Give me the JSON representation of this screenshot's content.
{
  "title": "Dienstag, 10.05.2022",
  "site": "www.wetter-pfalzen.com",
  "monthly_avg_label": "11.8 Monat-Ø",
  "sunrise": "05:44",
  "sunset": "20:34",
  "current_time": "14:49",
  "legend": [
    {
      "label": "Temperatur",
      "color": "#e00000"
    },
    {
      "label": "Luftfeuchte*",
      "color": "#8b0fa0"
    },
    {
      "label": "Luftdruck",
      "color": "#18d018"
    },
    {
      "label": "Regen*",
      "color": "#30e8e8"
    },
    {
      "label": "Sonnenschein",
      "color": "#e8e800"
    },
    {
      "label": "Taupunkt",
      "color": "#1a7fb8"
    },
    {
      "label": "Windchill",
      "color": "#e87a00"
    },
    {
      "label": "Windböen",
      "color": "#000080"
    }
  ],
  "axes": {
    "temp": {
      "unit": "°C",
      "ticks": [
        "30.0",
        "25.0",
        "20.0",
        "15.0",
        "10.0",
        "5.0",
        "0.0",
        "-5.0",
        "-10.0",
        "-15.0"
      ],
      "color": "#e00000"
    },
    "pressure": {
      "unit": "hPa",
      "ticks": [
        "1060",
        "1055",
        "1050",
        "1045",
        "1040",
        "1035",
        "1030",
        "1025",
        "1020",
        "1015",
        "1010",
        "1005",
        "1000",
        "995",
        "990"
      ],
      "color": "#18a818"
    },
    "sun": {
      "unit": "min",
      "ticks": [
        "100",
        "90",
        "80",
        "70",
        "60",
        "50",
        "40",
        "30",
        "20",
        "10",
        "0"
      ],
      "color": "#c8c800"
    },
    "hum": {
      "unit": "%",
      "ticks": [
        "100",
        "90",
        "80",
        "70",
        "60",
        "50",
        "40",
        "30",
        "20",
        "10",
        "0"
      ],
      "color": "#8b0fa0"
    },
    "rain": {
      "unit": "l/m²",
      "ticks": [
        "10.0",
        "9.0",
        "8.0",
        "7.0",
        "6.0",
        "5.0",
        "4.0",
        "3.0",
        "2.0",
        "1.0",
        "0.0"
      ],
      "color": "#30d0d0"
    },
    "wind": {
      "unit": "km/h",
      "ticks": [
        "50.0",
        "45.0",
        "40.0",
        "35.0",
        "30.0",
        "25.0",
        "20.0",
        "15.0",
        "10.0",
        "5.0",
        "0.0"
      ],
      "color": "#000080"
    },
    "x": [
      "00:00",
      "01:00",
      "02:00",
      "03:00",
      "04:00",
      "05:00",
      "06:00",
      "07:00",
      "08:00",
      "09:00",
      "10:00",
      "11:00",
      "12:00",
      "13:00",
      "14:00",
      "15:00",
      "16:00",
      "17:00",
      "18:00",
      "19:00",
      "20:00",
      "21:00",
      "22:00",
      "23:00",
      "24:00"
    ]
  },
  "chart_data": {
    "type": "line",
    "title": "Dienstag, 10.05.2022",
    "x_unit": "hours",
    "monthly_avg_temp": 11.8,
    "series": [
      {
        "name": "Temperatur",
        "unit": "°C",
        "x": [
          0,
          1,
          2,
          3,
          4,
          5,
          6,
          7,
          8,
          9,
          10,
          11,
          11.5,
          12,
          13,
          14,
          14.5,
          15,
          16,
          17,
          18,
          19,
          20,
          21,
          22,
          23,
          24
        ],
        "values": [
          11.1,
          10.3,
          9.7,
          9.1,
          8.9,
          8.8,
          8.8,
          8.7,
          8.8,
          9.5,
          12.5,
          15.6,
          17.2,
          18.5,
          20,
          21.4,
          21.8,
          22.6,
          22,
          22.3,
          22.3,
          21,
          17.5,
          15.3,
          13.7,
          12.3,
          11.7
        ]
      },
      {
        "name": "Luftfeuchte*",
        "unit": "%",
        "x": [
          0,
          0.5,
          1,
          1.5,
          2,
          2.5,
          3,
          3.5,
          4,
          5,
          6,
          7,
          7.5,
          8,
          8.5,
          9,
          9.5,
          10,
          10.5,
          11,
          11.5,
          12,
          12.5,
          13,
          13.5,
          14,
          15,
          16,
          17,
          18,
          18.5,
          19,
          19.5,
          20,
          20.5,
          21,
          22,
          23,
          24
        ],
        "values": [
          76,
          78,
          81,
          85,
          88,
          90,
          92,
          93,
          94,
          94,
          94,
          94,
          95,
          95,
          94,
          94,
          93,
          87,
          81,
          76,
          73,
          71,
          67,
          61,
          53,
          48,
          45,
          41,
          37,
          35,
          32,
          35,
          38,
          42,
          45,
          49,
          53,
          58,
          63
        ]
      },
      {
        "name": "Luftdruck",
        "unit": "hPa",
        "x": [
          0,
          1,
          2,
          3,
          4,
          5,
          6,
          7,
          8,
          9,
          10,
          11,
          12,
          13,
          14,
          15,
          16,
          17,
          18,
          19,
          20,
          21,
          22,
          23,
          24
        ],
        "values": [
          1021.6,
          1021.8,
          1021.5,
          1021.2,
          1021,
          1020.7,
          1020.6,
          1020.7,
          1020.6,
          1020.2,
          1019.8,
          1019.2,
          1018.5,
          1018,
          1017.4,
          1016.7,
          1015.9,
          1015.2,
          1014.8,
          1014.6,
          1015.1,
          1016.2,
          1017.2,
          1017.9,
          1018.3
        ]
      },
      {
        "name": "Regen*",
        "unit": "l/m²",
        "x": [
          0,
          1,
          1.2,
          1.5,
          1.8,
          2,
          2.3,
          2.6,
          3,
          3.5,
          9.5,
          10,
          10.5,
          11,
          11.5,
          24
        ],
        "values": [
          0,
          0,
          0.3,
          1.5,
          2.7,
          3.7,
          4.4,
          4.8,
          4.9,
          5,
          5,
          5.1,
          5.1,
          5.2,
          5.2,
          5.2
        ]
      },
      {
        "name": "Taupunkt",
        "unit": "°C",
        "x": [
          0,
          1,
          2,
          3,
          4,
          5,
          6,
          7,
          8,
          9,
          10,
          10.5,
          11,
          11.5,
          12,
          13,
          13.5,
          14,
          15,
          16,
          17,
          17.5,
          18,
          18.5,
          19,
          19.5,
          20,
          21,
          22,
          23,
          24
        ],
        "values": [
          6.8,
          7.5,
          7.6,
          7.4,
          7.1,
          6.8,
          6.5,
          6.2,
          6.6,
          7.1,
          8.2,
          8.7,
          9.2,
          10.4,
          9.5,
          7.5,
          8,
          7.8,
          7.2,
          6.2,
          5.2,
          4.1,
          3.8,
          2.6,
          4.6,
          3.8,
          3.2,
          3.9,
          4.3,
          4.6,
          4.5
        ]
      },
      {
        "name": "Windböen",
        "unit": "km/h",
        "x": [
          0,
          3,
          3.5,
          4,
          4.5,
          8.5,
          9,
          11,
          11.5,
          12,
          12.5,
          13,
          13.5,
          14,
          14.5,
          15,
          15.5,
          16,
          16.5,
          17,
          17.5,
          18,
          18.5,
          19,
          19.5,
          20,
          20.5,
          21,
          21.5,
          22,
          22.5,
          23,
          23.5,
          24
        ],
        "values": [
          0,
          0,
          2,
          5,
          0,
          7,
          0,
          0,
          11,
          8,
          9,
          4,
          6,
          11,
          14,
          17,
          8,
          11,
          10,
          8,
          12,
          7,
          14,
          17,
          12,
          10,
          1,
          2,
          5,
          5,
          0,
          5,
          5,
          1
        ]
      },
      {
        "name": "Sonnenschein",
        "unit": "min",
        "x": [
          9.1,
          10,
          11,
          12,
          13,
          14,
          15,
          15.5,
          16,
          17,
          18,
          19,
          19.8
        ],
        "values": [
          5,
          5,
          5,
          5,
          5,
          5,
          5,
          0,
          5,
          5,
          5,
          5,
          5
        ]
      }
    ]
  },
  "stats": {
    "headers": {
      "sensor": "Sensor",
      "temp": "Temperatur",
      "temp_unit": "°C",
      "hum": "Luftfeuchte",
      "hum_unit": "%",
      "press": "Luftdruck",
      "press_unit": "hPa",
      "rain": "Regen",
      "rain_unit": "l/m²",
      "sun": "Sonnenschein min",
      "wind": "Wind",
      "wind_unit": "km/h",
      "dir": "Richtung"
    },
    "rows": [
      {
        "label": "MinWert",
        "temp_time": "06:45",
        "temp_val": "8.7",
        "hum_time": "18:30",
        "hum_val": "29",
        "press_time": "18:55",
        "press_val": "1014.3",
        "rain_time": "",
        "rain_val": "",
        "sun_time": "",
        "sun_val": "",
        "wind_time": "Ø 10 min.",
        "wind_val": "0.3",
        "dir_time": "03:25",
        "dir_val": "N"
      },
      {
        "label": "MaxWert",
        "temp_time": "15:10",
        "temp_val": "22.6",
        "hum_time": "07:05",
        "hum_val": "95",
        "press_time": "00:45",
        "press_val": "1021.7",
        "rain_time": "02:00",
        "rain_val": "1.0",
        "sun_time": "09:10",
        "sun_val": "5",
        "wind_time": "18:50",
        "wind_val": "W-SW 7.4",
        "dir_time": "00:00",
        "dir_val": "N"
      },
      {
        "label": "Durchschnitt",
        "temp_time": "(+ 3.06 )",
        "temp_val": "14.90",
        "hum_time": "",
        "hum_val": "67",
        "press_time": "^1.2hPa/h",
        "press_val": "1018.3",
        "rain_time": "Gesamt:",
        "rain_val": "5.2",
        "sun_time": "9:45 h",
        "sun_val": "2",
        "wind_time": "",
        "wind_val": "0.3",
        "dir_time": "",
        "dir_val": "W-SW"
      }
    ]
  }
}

To do
Show every line from the listing above in which the string "name" appears.

Solved problem
        "name": "Temperatur",
        "name": "Luftfeuchte*",
        "name": "Luftdruck",
        "name": "Regen*",
        "name": "Taupunkt",
        "name": "Windböen",
        "name": "Sonnenschein",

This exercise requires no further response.